[Dataset records]
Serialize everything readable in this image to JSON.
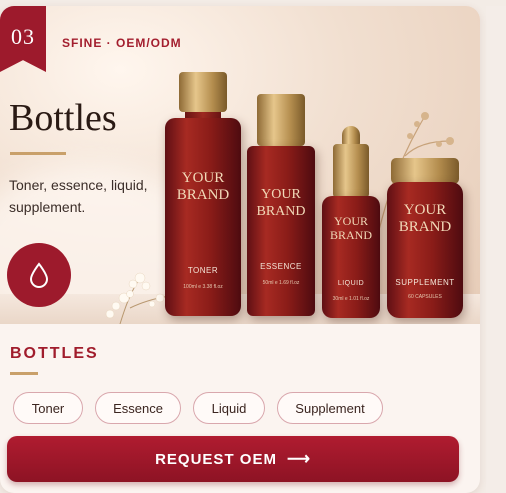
{
  "badge": {
    "number": "03"
  },
  "tagline": "SFINE · OEM/ODM",
  "hero": {
    "title": "Bottles",
    "description": "Toner, essence, liquid, supplement.",
    "icon": "water-drop-icon"
  },
  "bottles": [
    {
      "brand_line1": "YOUR",
      "brand_line2": "BRAND",
      "product": "TONER",
      "volume": "100ml e 3.38 fl.oz"
    },
    {
      "brand_line1": "YOUR",
      "brand_line2": "BRAND",
      "product": "ESSENCE",
      "volume": "50ml e 1.69 fl.oz"
    },
    {
      "brand_line1": "YOUR",
      "brand_line2": "BRAND",
      "product": "LIQUID",
      "volume": "30ml e 1.01 fl.oz"
    },
    {
      "brand_line1": "YOUR",
      "brand_line2": "BRAND",
      "product": "SUPPLEMENT",
      "volume": "60 CAPSULES"
    }
  ],
  "section": {
    "title": "BOTTLES"
  },
  "chips": [
    "Toner",
    "Essence",
    "Liquid",
    "Supplement"
  ],
  "cta": {
    "label": "REQUEST OEM",
    "icon": "arrow-right-icon"
  },
  "colors": {
    "accent": "#9d1a2c",
    "gold": "#c9a06a",
    "background": "#fbf4f0"
  }
}
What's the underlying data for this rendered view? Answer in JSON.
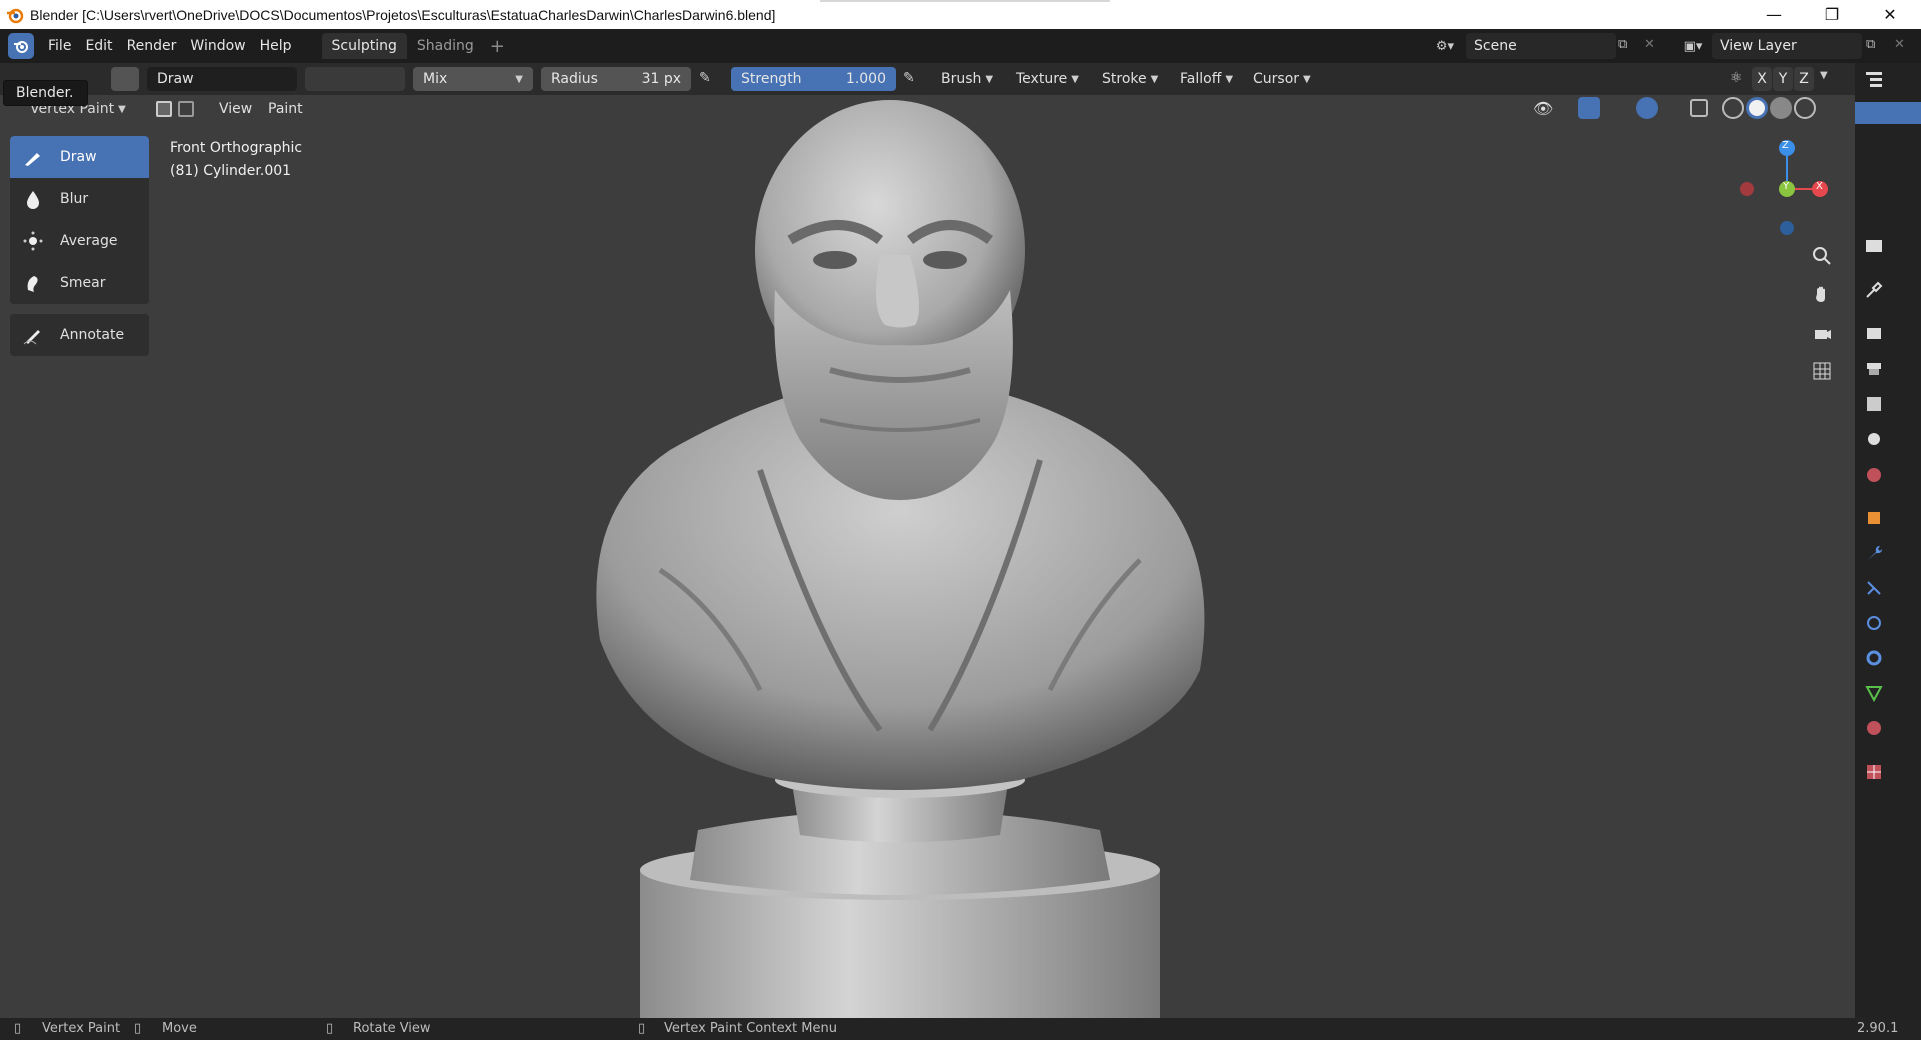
{
  "window": {
    "title": "Blender [C:\\Users\\rvert\\OneDrive\\DOCS\\Documentos\\Projetos\\Esculturas\\EstatuaCharlesDarwin\\CharlesDarwin6.blend]",
    "controls": [
      "—",
      "❐",
      "✕"
    ]
  },
  "menu": [
    "File",
    "Edit",
    "Render",
    "Window",
    "Help"
  ],
  "workspaces": [
    {
      "label": "Sculpting",
      "active": true
    },
    {
      "label": "Shading",
      "active": false
    }
  ],
  "scene": {
    "label": "Scene"
  },
  "view_layer": {
    "label": "View Layer"
  },
  "tool_header": {
    "brush_name": "Draw",
    "blend_mode": "Mix",
    "radius_label": "Radius",
    "radius_value": "31 px",
    "strength_label": "Strength",
    "strength_value": "1.000",
    "dropdowns": [
      "Brush",
      "Texture",
      "Stroke",
      "Falloff",
      "Cursor"
    ],
    "axes": [
      "X",
      "Y",
      "Z"
    ]
  },
  "header2": {
    "mode": "Vertex Paint",
    "menus": [
      "View",
      "Paint"
    ]
  },
  "tooltip": "Blender.",
  "viewport": {
    "view_name": "Front Orthographic",
    "object_name": "(81) Cylinder.001"
  },
  "tools": [
    {
      "label": "Draw",
      "icon": "brush-draw-icon",
      "active": true
    },
    {
      "label": "Blur",
      "icon": "drop-icon",
      "active": false
    },
    {
      "label": "Average",
      "icon": "average-icon",
      "active": false
    },
    {
      "label": "Smear",
      "icon": "smear-icon",
      "active": false
    },
    {
      "label": "Annotate",
      "icon": "annotate-icon",
      "active": false
    }
  ],
  "gizmo": {
    "z": "Z",
    "y": "Y",
    "x": "X"
  },
  "status": {
    "left": "Vertex Paint",
    "move": "Move",
    "rotate": "Rotate View",
    "context": "Vertex Paint Context Menu",
    "version": "2.90.1"
  },
  "colors": {
    "accent": "#4772b3",
    "x_axis": "#e5484d",
    "y_axis": "#8bc53f",
    "z_axis": "#3b8fe8"
  }
}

_Your goal_
Write out all the entries word for word, but skip any images.

_Result of the task_
Serialize everything readable in this image to JSON.
{
  "badge": {
    "number": "03"
  },
  "tagline": "SFINE · OEM/ODM",
  "hero": {
    "title": "Bottles",
    "description": "Toner, essence, liquid, supplement.",
    "icon": "water-drop-icon"
  },
  "bottles": [
    {
      "brand_line1": "YOUR",
      "brand_line2": "BRAND",
      "product": "TONER",
      "volume": "100ml e 3.38 fl.oz"
    },
    {
      "brand_line1": "YOUR",
      "brand_line2": "BRAND",
      "product": "ESSENCE",
      "volume": "50ml e 1.69 fl.oz"
    },
    {
      "brand_line1": "YOUR",
      "brand_line2": "BRAND",
      "product": "LIQUID",
      "volume": "30ml e 1.01 fl.oz"
    },
    {
      "brand_line1": "YOUR",
      "brand_line2": "BRAND",
      "product": "SUPPLEMENT",
      "volume": "60 CAPSULES"
    }
  ],
  "section": {
    "title": "BOTTLES"
  },
  "chips": [
    "Toner",
    "Essence",
    "Liquid",
    "Supplement"
  ],
  "cta": {
    "label": "REQUEST OEM",
    "icon": "arrow-right-icon"
  },
  "colors": {
    "accent": "#9d1a2c",
    "gold": "#c9a06a",
    "background": "#fbf4f0"
  }
}
What's the underlying data for this rendered view? Answer in JSON.
{
  "window": {
    "title": "Blender [C:\\Users\\rvert\\OneDrive\\DOCS\\Documentos\\Projetos\\Esculturas\\EstatuaCharlesDarwin\\CharlesDarwin6.blend]",
    "controls": [
      "—",
      "❐",
      "✕"
    ]
  },
  "menu": [
    "File",
    "Edit",
    "Render",
    "Window",
    "Help"
  ],
  "workspaces": [
    {
      "label": "Sculpting",
      "active": true
    },
    {
      "label": "Shading",
      "active": false
    }
  ],
  "scene": {
    "label": "Scene"
  },
  "view_layer": {
    "label": "View Layer"
  },
  "tool_header": {
    "brush_name": "Draw",
    "blend_mode": "Mix",
    "radius_label": "Radius",
    "radius_value": "31 px",
    "strength_label": "Strength",
    "strength_value": "1.000",
    "dropdowns": [
      "Brush",
      "Texture",
      "Stroke",
      "Falloff",
      "Cursor"
    ],
    "axes": [
      "X",
      "Y",
      "Z"
    ]
  },
  "header2": {
    "mode": "Vertex Paint",
    "menus": [
      "View",
      "Paint"
    ]
  },
  "tooltip": "Blender.",
  "viewport": {
    "view_name": "Front Orthographic",
    "object_name": "(81) Cylinder.001"
  },
  "tools": [
    {
      "label": "Draw",
      "icon": "brush-draw-icon",
      "active": true
    },
    {
      "label": "Blur",
      "icon": "drop-icon",
      "active": false
    },
    {
      "label": "Average",
      "icon": "average-icon",
      "active": false
    },
    {
      "label": "Smear",
      "icon": "smear-icon",
      "active": false
    },
    {
      "label": "Annotate",
      "icon": "annotate-icon",
      "active": false
    }
  ],
  "gizmo": {
    "z": "Z",
    "y": "Y",
    "x": "X"
  },
  "status": {
    "left": "Vertex Paint",
    "move": "Move",
    "rotate": "Rotate View",
    "context": "Vertex Paint Context Menu",
    "version": "2.90.1"
  },
  "colors": {
    "accent": "#4772b3",
    "x_axis": "#e5484d",
    "y_axis": "#8bc53f",
    "z_axis": "#3b8fe8"
  }
}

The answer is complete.